Show every line in the records below that contains the word "programming".

**STORED ROWS**
## begin

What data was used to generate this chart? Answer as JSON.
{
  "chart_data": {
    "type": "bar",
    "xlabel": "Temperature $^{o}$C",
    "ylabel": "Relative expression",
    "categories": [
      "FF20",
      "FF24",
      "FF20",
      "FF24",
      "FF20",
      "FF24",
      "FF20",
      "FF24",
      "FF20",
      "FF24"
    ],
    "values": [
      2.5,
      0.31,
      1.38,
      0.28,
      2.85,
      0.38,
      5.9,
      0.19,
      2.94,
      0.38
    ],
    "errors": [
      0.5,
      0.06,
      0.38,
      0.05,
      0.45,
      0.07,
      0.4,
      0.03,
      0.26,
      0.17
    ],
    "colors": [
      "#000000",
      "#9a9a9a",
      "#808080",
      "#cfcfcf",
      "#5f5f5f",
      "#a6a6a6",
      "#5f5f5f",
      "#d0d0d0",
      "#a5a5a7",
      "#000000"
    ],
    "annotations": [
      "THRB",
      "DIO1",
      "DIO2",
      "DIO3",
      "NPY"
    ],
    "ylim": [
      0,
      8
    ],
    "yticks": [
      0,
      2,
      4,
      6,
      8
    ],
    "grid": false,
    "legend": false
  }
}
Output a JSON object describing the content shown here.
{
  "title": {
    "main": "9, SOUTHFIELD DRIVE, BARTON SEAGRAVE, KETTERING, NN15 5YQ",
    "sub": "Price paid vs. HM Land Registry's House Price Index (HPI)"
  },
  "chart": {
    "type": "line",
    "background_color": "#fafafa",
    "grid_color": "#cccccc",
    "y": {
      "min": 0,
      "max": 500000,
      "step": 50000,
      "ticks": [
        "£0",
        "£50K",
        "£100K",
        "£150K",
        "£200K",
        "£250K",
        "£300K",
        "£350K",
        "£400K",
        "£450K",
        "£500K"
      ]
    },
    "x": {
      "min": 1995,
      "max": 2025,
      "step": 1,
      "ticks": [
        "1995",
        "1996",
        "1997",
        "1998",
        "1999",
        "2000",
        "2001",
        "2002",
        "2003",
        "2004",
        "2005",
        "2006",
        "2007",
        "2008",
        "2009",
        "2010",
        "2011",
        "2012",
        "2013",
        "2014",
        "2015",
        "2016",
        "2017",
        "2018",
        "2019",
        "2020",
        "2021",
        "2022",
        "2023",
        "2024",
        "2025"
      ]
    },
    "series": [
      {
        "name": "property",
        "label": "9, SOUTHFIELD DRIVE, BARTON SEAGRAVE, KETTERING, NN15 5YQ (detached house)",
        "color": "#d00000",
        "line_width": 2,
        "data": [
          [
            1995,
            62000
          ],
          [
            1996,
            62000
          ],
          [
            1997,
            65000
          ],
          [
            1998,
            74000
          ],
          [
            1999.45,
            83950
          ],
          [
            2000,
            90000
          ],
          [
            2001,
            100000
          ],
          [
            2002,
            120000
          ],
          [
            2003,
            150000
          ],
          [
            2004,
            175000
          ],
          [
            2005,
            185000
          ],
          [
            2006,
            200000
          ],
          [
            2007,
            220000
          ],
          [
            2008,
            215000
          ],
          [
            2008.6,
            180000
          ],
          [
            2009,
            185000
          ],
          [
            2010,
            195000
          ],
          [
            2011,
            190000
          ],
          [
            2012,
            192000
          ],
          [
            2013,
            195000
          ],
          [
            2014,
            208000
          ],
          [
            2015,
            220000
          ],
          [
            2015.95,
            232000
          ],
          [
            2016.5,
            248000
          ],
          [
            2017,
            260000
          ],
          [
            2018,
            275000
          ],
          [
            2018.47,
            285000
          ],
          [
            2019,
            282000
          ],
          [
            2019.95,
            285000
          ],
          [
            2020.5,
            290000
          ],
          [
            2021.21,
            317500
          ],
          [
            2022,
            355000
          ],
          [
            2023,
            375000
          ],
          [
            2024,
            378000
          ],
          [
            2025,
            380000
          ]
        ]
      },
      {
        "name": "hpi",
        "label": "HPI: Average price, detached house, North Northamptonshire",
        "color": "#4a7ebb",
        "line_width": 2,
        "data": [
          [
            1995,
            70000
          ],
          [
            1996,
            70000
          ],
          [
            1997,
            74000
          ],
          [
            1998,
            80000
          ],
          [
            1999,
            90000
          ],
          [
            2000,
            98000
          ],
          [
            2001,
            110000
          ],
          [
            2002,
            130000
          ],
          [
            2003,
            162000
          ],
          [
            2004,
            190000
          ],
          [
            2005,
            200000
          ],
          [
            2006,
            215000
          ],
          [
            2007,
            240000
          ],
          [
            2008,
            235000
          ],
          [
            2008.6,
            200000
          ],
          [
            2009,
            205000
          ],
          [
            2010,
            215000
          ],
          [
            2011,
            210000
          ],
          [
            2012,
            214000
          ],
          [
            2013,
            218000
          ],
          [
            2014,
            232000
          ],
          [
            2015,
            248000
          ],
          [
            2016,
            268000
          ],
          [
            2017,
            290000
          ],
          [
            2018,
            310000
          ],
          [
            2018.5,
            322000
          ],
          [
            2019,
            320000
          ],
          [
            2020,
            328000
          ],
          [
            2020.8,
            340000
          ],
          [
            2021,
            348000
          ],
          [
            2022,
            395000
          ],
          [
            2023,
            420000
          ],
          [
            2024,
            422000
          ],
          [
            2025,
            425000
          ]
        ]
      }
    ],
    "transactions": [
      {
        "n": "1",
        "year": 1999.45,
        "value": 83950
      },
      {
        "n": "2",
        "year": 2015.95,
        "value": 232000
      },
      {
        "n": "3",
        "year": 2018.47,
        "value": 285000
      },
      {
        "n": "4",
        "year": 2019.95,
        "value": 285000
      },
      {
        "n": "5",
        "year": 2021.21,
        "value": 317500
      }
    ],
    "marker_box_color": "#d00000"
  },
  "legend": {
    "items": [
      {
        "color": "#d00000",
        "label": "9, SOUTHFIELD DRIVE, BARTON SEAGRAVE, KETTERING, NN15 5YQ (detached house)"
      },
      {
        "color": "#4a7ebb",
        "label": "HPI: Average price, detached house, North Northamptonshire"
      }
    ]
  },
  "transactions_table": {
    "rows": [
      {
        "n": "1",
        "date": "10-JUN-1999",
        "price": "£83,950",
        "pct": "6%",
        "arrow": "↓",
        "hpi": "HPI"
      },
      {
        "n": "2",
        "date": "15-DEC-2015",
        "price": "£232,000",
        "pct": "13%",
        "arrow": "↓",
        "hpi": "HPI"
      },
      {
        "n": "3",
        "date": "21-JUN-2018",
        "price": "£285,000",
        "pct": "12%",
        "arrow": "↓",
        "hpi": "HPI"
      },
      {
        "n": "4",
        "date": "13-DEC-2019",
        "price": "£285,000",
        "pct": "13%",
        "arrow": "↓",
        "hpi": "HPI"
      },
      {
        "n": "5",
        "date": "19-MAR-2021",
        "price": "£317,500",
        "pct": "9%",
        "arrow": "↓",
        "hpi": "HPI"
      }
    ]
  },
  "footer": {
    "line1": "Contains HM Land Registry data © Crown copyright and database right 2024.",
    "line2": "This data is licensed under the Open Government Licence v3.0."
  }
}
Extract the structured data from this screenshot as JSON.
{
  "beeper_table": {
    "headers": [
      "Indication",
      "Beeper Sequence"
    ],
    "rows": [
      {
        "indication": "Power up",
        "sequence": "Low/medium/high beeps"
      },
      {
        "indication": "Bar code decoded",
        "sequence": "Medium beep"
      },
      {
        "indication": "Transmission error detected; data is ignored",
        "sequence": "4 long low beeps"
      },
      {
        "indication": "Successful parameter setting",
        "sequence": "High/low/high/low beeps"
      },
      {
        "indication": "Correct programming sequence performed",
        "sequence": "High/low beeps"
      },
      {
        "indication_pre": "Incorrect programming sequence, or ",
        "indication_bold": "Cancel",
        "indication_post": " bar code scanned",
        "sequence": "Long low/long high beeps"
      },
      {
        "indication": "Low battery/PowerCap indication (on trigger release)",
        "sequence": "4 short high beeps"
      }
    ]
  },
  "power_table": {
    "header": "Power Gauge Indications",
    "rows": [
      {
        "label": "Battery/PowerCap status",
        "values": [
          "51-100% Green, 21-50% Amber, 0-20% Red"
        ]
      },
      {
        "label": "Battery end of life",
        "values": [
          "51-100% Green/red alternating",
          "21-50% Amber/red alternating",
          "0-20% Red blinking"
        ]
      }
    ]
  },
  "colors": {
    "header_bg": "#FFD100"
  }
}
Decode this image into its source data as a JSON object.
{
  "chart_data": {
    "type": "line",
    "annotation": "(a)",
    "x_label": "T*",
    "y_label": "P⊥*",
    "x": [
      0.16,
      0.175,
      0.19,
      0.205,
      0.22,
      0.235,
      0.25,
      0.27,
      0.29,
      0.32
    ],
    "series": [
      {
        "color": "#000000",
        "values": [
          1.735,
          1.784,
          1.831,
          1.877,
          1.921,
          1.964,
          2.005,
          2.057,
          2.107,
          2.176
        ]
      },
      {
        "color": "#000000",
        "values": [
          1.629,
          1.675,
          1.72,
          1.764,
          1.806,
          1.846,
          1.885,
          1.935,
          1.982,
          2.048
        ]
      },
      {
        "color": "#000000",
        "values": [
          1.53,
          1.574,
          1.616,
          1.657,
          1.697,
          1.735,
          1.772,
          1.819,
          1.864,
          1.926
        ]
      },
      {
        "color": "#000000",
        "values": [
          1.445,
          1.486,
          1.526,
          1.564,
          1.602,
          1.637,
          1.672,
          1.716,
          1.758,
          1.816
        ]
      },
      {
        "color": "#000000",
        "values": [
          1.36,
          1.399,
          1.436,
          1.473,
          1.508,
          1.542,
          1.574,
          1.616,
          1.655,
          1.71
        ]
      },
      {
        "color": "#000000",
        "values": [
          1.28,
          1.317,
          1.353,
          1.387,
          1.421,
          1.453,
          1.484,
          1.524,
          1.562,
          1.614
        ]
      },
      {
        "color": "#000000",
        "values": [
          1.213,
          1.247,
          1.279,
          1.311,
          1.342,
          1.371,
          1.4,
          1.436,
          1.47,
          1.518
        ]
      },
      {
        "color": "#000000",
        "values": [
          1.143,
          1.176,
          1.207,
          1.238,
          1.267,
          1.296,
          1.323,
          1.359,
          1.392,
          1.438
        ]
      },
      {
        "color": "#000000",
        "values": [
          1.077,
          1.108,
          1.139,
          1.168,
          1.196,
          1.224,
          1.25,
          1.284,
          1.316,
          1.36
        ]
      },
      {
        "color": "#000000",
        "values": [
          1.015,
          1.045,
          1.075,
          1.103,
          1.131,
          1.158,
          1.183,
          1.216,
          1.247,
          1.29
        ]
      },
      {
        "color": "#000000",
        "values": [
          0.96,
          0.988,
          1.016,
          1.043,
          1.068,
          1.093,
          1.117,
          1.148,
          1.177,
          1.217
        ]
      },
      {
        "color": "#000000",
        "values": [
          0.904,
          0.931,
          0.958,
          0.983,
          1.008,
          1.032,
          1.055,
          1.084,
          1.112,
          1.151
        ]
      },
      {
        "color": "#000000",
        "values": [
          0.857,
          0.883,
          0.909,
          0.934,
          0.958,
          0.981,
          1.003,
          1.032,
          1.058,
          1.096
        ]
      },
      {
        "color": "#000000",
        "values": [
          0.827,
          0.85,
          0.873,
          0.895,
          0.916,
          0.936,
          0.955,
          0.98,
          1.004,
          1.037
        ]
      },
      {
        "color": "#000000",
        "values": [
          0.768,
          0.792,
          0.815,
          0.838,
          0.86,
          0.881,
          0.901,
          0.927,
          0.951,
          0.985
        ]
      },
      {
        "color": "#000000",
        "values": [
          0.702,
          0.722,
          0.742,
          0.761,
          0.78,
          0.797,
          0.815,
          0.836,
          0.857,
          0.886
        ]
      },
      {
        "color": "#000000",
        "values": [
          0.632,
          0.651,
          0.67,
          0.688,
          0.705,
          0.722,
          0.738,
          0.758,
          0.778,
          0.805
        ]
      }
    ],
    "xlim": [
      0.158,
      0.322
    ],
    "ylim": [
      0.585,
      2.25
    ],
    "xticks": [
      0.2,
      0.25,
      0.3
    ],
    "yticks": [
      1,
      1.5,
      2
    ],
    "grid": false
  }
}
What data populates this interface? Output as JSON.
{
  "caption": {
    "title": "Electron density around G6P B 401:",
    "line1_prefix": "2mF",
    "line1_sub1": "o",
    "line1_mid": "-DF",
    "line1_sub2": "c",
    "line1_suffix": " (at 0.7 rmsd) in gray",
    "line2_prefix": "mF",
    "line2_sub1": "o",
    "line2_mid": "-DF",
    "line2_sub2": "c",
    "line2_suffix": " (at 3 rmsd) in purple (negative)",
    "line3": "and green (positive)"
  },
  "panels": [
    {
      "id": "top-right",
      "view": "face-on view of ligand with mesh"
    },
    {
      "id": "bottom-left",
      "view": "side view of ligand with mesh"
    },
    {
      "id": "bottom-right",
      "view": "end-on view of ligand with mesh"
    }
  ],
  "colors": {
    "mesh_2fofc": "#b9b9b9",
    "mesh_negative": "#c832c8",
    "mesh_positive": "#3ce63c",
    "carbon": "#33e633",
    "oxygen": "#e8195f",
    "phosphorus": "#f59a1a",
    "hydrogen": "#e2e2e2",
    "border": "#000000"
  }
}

## end

**ANSWER TO THIS EXERCISE**
        "indication": "Correct programming sequence performed",
        "indication_pre": "Incorrect programming sequence, or ",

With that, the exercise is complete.